[Seçilen Bölüm]
◆ ◆ ◆

Danıştay 10. Daire 2018/251 Esas 2022/3287 Karar Sayılı İlamı

Abaküs Yazılım
10. Daire
Esas No: 2018/251
Karar No: 2022/3287
Karar Tarihi: 16.06.2022

Danıştay 10. Daire 2018/251 Esas 2022/3287 Karar Sayılı İlamı

Danıştay 10. Daire Başkanlığı         2018/251 E.  ,  2022/3287 K.

    "İçtihat Metni"

    T.C.
    D A N I Ş T A Y
    ONUNCU DAİRE
    Esas No : 2018/251
    Karar No : 2022/3287

    TEMYİZ EDEN (DAVACILAR): 1) …
    2) …
    3) … mirasçıları
    … ve …
    VEKİLLERİ : Av. …

    KARŞI TARAF (DAVALI) : … Bakanlığı / …
    VEKİLİ : 1. Huk. Müş. Yrd. …

    İSTEMİN KONUSU: … İdare Mahkemesinin … tarih ve E:…, K:… sayılı kararının temyizen incelenerek bozulması istenilmektedir.

    YARGILAMA SÜRECİ :
    Dava konusu istem: Davacılar tarafından, 27/07/2008 tarihinde İstanbul ili, Güngören ilçesi, … Caddesi üzerine bölücü terör örgütü mensuplarınca konulan bombanın patlaması sonucu evlerinin balkonunda bulunan yakınları …'ın hayatını kaybetmesi nedeniyle müteveffanın annesi … için 50.000,00 TL, babası … için 50.000,00 TL, kardeşi … için 40.000,00 TL olmak üzere toplam 140.000,00 TL manevi tazminatın idareye başvuru tarihi olan 27/07/2009 tarihinden itibaren işletilecek yasal faizi ile birlikte ödenmesine karar verilmesi istenilmektedir.

◆ ◆ ◆

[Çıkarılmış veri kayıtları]
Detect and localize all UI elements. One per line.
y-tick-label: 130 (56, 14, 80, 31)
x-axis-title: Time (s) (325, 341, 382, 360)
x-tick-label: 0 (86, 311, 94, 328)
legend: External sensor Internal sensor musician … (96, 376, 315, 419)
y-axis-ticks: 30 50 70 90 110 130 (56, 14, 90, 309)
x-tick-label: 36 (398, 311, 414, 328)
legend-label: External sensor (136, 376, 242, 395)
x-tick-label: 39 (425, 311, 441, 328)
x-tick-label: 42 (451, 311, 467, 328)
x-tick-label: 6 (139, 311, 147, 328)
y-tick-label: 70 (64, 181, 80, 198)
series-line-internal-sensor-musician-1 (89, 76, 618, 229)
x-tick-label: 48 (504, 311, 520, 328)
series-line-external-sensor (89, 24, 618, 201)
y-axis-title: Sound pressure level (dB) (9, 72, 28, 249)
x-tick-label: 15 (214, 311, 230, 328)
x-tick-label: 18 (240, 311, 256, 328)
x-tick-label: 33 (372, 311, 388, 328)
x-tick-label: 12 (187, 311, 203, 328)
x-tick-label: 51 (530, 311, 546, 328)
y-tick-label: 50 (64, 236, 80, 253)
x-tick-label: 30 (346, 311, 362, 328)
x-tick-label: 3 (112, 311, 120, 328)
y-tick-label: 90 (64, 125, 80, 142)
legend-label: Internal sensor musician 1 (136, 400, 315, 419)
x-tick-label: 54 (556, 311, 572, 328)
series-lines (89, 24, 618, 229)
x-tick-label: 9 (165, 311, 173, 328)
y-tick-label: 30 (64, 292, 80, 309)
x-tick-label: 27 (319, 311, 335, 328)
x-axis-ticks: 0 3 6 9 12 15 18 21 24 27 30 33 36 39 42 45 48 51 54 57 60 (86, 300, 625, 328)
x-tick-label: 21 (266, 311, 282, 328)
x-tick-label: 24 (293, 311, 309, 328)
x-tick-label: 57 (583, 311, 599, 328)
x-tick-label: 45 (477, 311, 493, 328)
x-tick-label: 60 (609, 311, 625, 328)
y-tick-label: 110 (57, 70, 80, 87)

◆ ◆ ◆

[Görev] Karar metninde "TEMYİZ EDEN (DAVACILAR): 1)" ile "incelenerek bozulması istenilmektedir." arasındaki kısmı, bu iki ifade de dahil olmak üzere harfi harfine yeniden yazın. Liste, karar metninden bağımsız, ayrı bir malzemedir.

[Örnek Çözüm]
TEMYİZ EDEN (DAVACILAR): 1) …
    2) …
    3) … mirasçıları
    … ve …
    VEKİLLERİ : Av. …

    KARŞI TARAF (DAVALI) : … Bakanlığı / …
    VEKİLİ : 1. Huk. Müş. Yrd. …

    İSTEMİN KONUSU: … İdare Mahkemesinin … tarih ve E:…, K:… sayılı kararının temyizen incelenerek bozulması istenilmektedir.